Material shown
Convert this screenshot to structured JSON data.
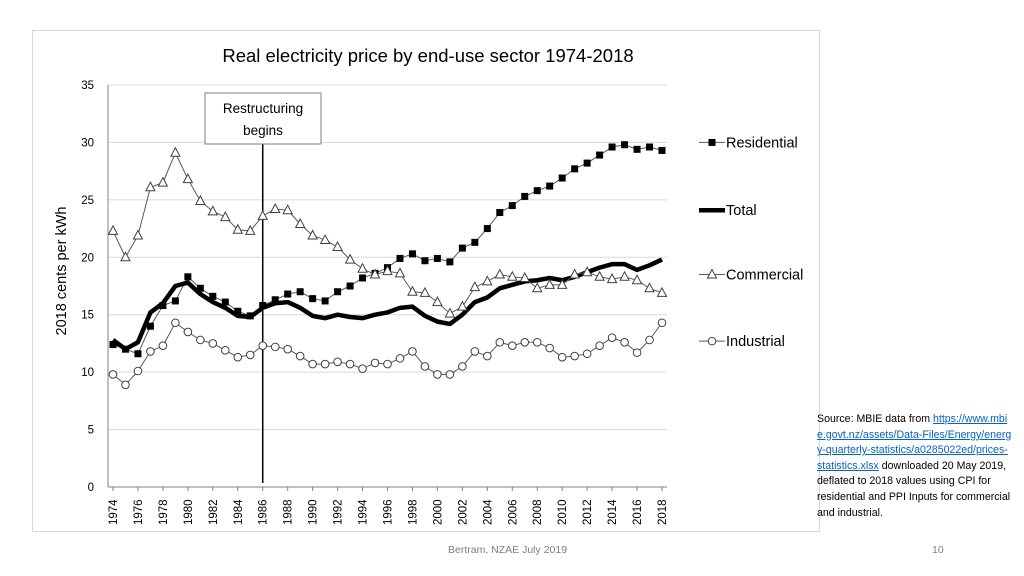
{
  "chart_data": {
    "type": "line",
    "title": "Real electricity price by end-use sector 1974-2018",
    "xlabel": "",
    "ylabel": "2018 cents per kWh",
    "ylim": [
      0,
      35
    ],
    "yticks": [
      0,
      5,
      10,
      15,
      20,
      25,
      30,
      35
    ],
    "xticks": [
      1974,
      1976,
      1978,
      1980,
      1982,
      1984,
      1986,
      1988,
      1990,
      1992,
      1994,
      1996,
      1998,
      2000,
      2002,
      2004,
      2006,
      2008,
      2010,
      2012,
      2014,
      2016,
      2018
    ],
    "grid": "horizontal",
    "x": [
      1974,
      1975,
      1976,
      1977,
      1978,
      1979,
      1980,
      1981,
      1982,
      1983,
      1984,
      1985,
      1986,
      1987,
      1988,
      1989,
      1990,
      1991,
      1992,
      1993,
      1994,
      1995,
      1996,
      1997,
      1998,
      1999,
      2000,
      2001,
      2002,
      2003,
      2004,
      2005,
      2006,
      2007,
      2008,
      2009,
      2010,
      2011,
      2012,
      2013,
      2014,
      2015,
      2016,
      2017,
      2018
    ],
    "series": [
      {
        "name": "Residential",
        "marker": "square",
        "line": "thin",
        "legend_y": 30,
        "values": [
          12.4,
          12.0,
          11.6,
          14.0,
          15.8,
          16.2,
          18.3,
          17.3,
          16.6,
          16.1,
          15.3,
          14.9,
          15.8,
          16.3,
          16.8,
          17.0,
          16.4,
          16.2,
          17.0,
          17.5,
          18.2,
          18.6,
          19.1,
          19.9,
          20.3,
          19.7,
          19.9,
          19.6,
          20.8,
          21.3,
          22.5,
          23.9,
          24.5,
          25.3,
          25.8,
          26.2,
          26.9,
          27.7,
          28.2,
          28.9,
          29.6,
          29.8,
          29.4,
          29.6,
          29.3
        ]
      },
      {
        "name": "Total",
        "marker": "none",
        "line": "thick",
        "legend_y": 24.1,
        "values": [
          12.8,
          12.0,
          12.6,
          15.2,
          16.0,
          17.5,
          17.8,
          16.8,
          16.1,
          15.6,
          14.9,
          14.8,
          15.6,
          16.0,
          16.1,
          15.6,
          14.9,
          14.7,
          15.0,
          14.8,
          14.7,
          15.0,
          15.2,
          15.6,
          15.7,
          14.9,
          14.4,
          14.2,
          15.0,
          16.1,
          16.5,
          17.3,
          17.6,
          17.9,
          18.0,
          18.2,
          18.0,
          18.3,
          18.7,
          19.1,
          19.4,
          19.4,
          18.9,
          19.3,
          19.8
        ]
      },
      {
        "name": "Commercial",
        "marker": "triangle",
        "line": "thin",
        "legend_y": 18.5,
        "values": [
          22.3,
          20.0,
          21.9,
          26.1,
          26.5,
          29.1,
          26.8,
          24.9,
          24.0,
          23.5,
          22.4,
          22.3,
          23.6,
          24.2,
          24.1,
          22.9,
          21.9,
          21.5,
          20.9,
          19.8,
          19.0,
          18.5,
          18.8,
          18.6,
          17.0,
          16.9,
          16.1,
          15.1,
          15.7,
          17.4,
          17.9,
          18.5,
          18.3,
          18.2,
          17.3,
          17.6,
          17.6,
          18.5,
          18.7,
          18.3,
          18.1,
          18.3,
          18.0,
          17.3,
          16.9
        ]
      },
      {
        "name": "Industrial",
        "marker": "circle",
        "line": "thin",
        "legend_y": 12.7,
        "values": [
          9.8,
          8.9,
          10.1,
          11.8,
          12.3,
          14.3,
          13.5,
          12.8,
          12.5,
          11.9,
          11.3,
          11.5,
          12.3,
          12.2,
          12.0,
          11.4,
          10.7,
          10.7,
          10.9,
          10.7,
          10.3,
          10.8,
          10.7,
          11.2,
          11.8,
          10.5,
          9.8,
          9.8,
          10.5,
          11.8,
          11.4,
          12.6,
          12.3,
          12.6,
          12.6,
          12.1,
          11.3,
          11.4,
          11.6,
          12.3,
          13.0,
          12.6,
          11.7,
          12.8,
          14.3
        ]
      }
    ],
    "annotations": [
      {
        "text_lines": [
          "Restructuring",
          "begins"
        ],
        "x": 1986
      }
    ]
  },
  "source": {
    "prefix": "Source: MBIE data from ",
    "url": "https://www.mbie.govt.nz/assets/Data-Files/Energy/energy-quarterly-statistics/a0285022ed/prices-statistics.xlsx",
    "suffix": " downloaded 20 May 2019, deflated to 2018 values using CPI for residential and PPI Inputs for commercial and industrial."
  },
  "footer": {
    "text": "Bertram, NZAE July 2019",
    "page_number": "10"
  }
}
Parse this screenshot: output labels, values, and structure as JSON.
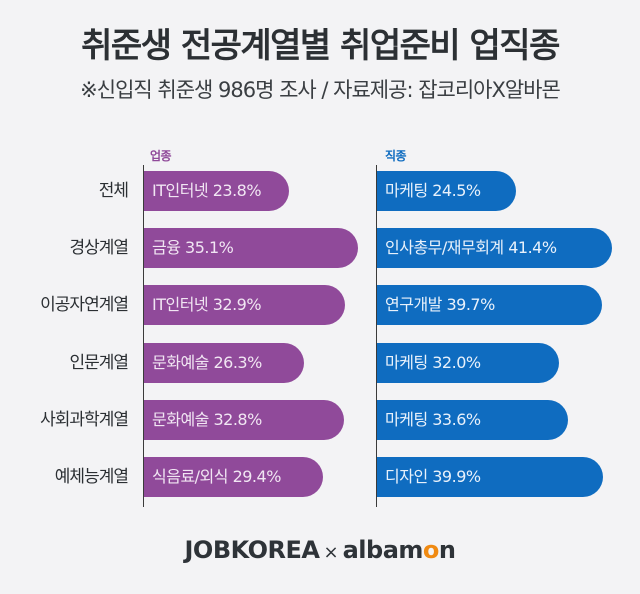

Exercise requirements
Retype all entries exactly as they appear, dropping the images.

Written solution
Convert this screenshot to structured JSON data.
{
  "chart_data": {
    "type": "line",
    "title": "Real electricity price by end-use sector 1974-2018",
    "xlabel": "",
    "ylabel": "2018 cents per kWh",
    "ylim": [
      0,
      35
    ],
    "yticks": [
      0,
      5,
      10,
      15,
      20,
      25,
      30,
      35
    ],
    "xticks": [
      1974,
      1976,
      1978,
      1980,
      1982,
      1984,
      1986,
      1988,
      1990,
      1992,
      1994,
      1996,
      1998,
      2000,
      2002,
      2004,
      2006,
      2008,
      2010,
      2012,
      2014,
      2016,
      2018
    ],
    "grid": "horizontal",
    "x": [
      1974,
      1975,
      1976,
      1977,
      1978,
      1979,
      1980,
      1981,
      1982,
      1983,
      1984,
      1985,
      1986,
      1987,
      1988,
      1989,
      1990,
      1991,
      1992,
      1993,
      1994,
      1995,
      1996,
      1997,
      1998,
      1999,
      2000,
      2001,
      2002,
      2003,
      2004,
      2005,
      2006,
      2007,
      2008,
      2009,
      2010,
      2011,
      2012,
      2013,
      2014,
      2015,
      2016,
      2017,
      2018
    ],
    "series": [
      {
        "name": "Residential",
        "marker": "square",
        "line": "thin",
        "legend_y": 30,
        "values": [
          12.4,
          12.0,
          11.6,
          14.0,
          15.8,
          16.2,
          18.3,
          17.3,
          16.6,
          16.1,
          15.3,
          14.9,
          15.8,
          16.3,
          16.8,
          17.0,
          16.4,
          16.2,
          17.0,
          17.5,
          18.2,
          18.6,
          19.1,
          19.9,
          20.3,
          19.7,
          19.9,
          19.6,
          20.8,
          21.3,
          22.5,
          23.9,
          24.5,
          25.3,
          25.8,
          26.2,
          26.9,
          27.7,
          28.2,
          28.9,
          29.6,
          29.8,
          29.4,
          29.6,
          29.3
        ]
      },
      {
        "name": "Total",
        "marker": "none",
        "line": "thick",
        "legend_y": 24.1,
        "values": [
          12.8,
          12.0,
          12.6,
          15.2,
          16.0,
          17.5,
          17.8,
          16.8,
          16.1,
          15.6,
          14.9,
          14.8,
          15.6,
          16.0,
          16.1,
          15.6,
          14.9,
          14.7,
          15.0,
          14.8,
          14.7,
          15.0,
          15.2,
          15.6,
          15.7,
          14.9,
          14.4,
          14.2,
          15.0,
          16.1,
          16.5,
          17.3,
          17.6,
          17.9,
          18.0,
          18.2,
          18.0,
          18.3,
          18.7,
          19.1,
          19.4,
          19.4,
          18.9,
          19.3,
          19.8
        ]
      },
      {
        "name": "Commercial",
        "marker": "triangle",
        "line": "thin",
        "legend_y": 18.5,
        "values": [
          22.3,
          20.0,
          21.9,
          26.1,
          26.5,
          29.1,
          26.8,
          24.9,
          24.0,
          23.5,
          22.4,
          22.3,
          23.6,
          24.2,
          24.1,
          22.9,
          21.9,
          21.5,
          20.9,
          19.8,
          19.0,
          18.5,
          18.8,
          18.6,
          17.0,
          16.9,
          16.1,
          15.1,
          15.7,
          17.4,
          17.9,
          18.5,
          18.3,
          18.2,
          17.3,
          17.6,
          17.6,
          18.5,
          18.7,
          18.3,
          18.1,
          18.3,
          18.0,
          17.3,
          16.9
        ]
      },
      {
        "name": "Industrial",
        "marker": "circle",
        "line": "thin",
        "legend_y": 12.7,
        "values": [
          9.8,
          8.9,
          10.1,
          11.8,
          12.3,
          14.3,
          13.5,
          12.8,
          12.5,
          11.9,
          11.3,
          11.5,
          12.3,
          12.2,
          12.0,
          11.4,
          10.7,
          10.7,
          10.9,
          10.7,
          10.3,
          10.8,
          10.7,
          11.2,
          11.8,
          10.5,
          9.8,
          9.8,
          10.5,
          11.8,
          11.4,
          12.6,
          12.3,
          12.6,
          12.6,
          12.1,
          11.3,
          11.4,
          11.6,
          12.3,
          13.0,
          12.6,
          11.7,
          12.8,
          14.3
        ]
      }
    ],
    "annotations": [
      {
        "text_lines": [
          "Restructuring",
          "begins"
        ],
        "x": 1986
      }
    ]
  },
  "source": {
    "prefix": "Source: MBIE data from ",
    "url": "https://www.mbie.govt.nz/assets/Data-Files/Energy/energy-quarterly-statistics/a0285022ed/prices-statistics.xlsx",
    "suffix": " downloaded 20 May 2019, deflated to 2018 values using CPI for residential and PPI Inputs for commercial and industrial."
  },
  "footer": {
    "text": "Bertram, NZAE July 2019",
    "page_number": "10"
  }
}
Parse this screenshot: output labels, values, and structure as JSON.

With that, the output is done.